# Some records
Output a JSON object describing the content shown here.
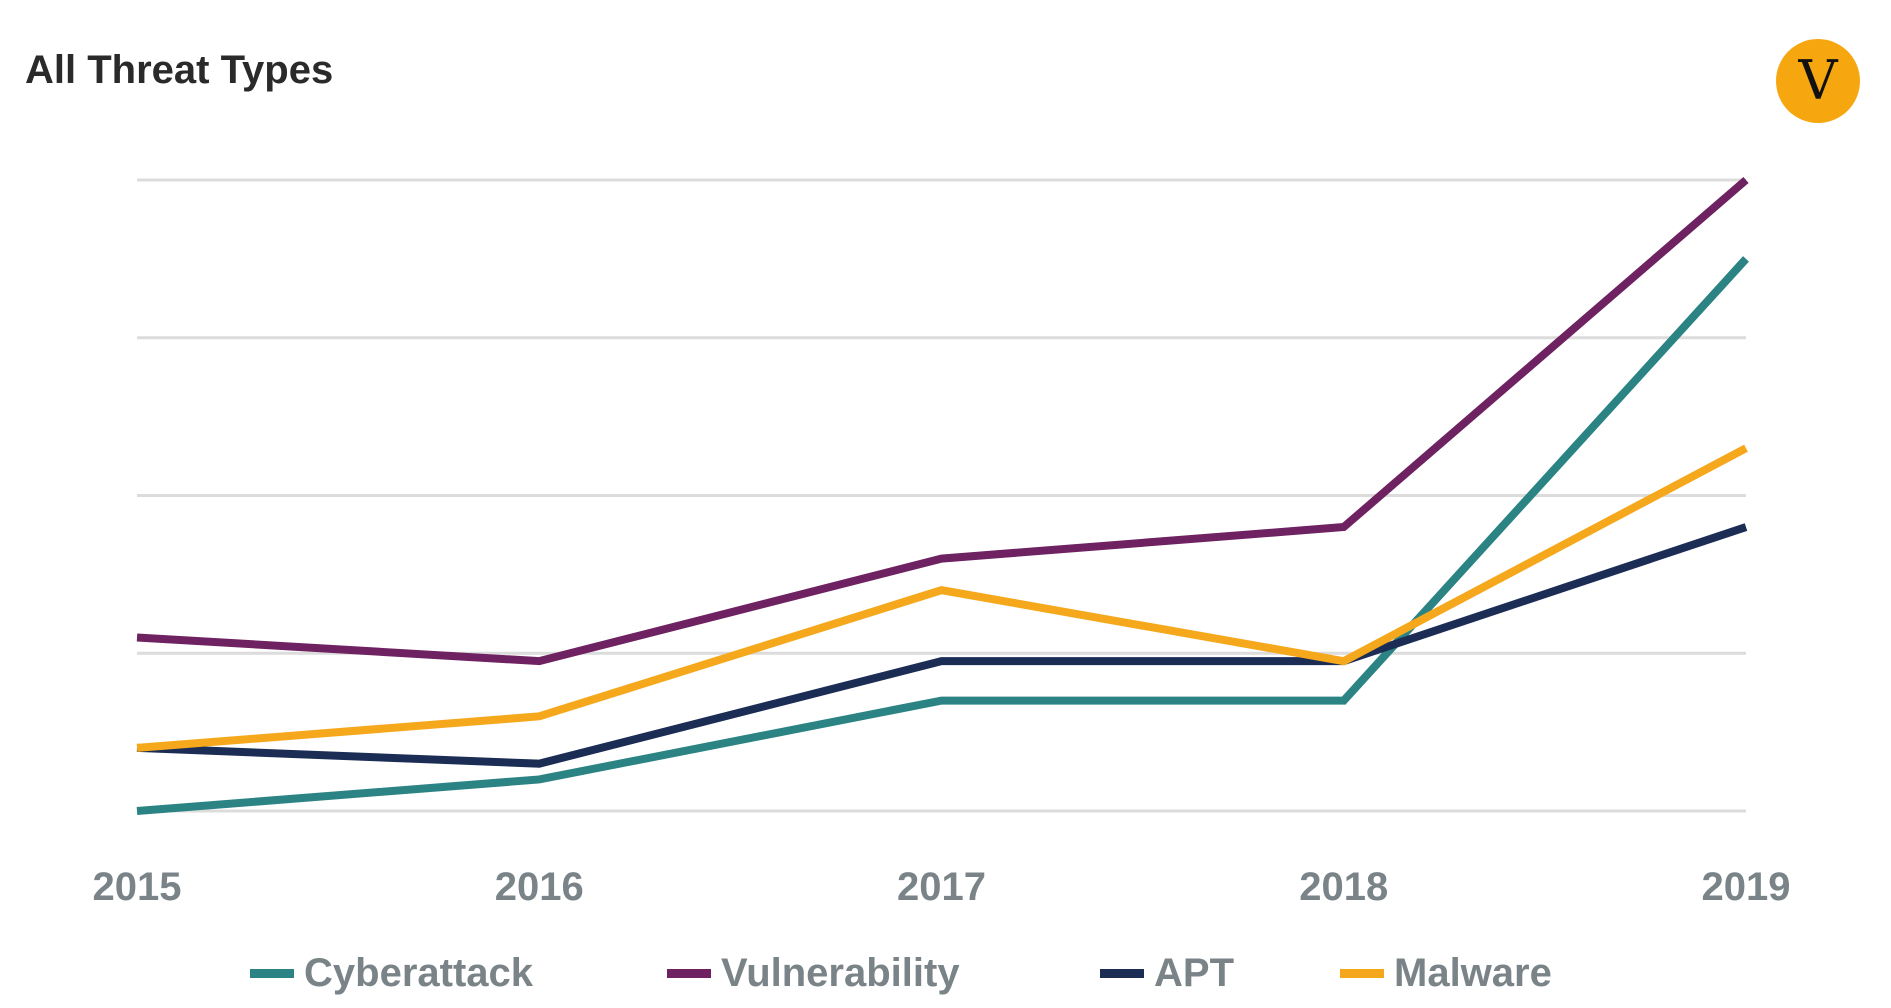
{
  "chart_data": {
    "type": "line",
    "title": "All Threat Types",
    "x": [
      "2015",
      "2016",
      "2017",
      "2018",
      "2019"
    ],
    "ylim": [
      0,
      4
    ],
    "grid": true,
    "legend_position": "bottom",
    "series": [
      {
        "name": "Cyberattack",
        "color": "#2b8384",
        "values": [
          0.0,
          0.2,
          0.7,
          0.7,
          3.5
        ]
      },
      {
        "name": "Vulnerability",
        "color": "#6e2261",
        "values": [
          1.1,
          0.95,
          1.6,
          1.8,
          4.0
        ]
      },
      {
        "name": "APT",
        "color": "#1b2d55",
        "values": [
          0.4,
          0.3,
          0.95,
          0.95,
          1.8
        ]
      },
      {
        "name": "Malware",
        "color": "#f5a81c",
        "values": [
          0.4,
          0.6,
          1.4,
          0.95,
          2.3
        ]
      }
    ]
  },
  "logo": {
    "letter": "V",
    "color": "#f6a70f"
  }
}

# PROBLEM TO SOLVE
Answer only with how many lines in the records include "color".

# FULL ANSWER
5